[start of Extracted entries]

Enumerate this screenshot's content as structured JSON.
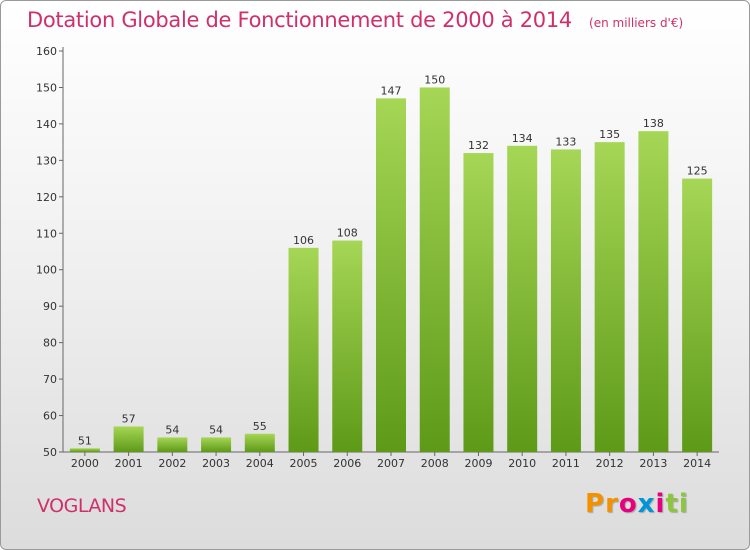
{
  "chart_data": {
    "type": "bar",
    "title": "Dotation Globale de Fonctionnement de 2000 à 2014",
    "subtitle": "(en milliers d'€)",
    "categories": [
      "2000",
      "2001",
      "2002",
      "2003",
      "2004",
      "2005",
      "2006",
      "2007",
      "2008",
      "2009",
      "2010",
      "2011",
      "2012",
      "2013",
      "2014"
    ],
    "values": [
      51,
      57,
      54,
      54,
      55,
      106,
      108,
      147,
      150,
      132,
      134,
      133,
      135,
      138,
      125
    ],
    "ylim": [
      50,
      160
    ],
    "yticks": [
      50,
      60,
      70,
      80,
      90,
      100,
      110,
      120,
      130,
      140,
      150,
      160
    ],
    "xlabel": "",
    "ylabel": "",
    "grid": false,
    "bar_color": "#8cc63f"
  },
  "commune": "VOGLANS",
  "logo": {
    "text": "Proxiti",
    "colors": [
      "#f39200",
      "#e6007e",
      "#0095d9",
      "#8cc63f"
    ]
  }
}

[end of Extracted entries]

**Exercise objective**
Repeat the listing in full and exactly. Leave any pictures out.

**Exercise solution**
Enumerate this screenshot's content as structured JSON.
{
  "chart_data": {
    "type": "bar",
    "title": "Dotation Globale de Fonctionnement de 2000 à 2014",
    "subtitle": "(en milliers d'€)",
    "categories": [
      "2000",
      "2001",
      "2002",
      "2003",
      "2004",
      "2005",
      "2006",
      "2007",
      "2008",
      "2009",
      "2010",
      "2011",
      "2012",
      "2013",
      "2014"
    ],
    "values": [
      51,
      57,
      54,
      54,
      55,
      106,
      108,
      147,
      150,
      132,
      134,
      133,
      135,
      138,
      125
    ],
    "ylim": [
      50,
      160
    ],
    "yticks": [
      50,
      60,
      70,
      80,
      90,
      100,
      110,
      120,
      130,
      140,
      150,
      160
    ],
    "xlabel": "",
    "ylabel": "",
    "grid": false,
    "bar_color": "#8cc63f"
  },
  "commune": "VOGLANS",
  "logo": {
    "text": "Proxiti",
    "colors": [
      "#f39200",
      "#e6007e",
      "#0095d9",
      "#8cc63f"
    ]
  }
}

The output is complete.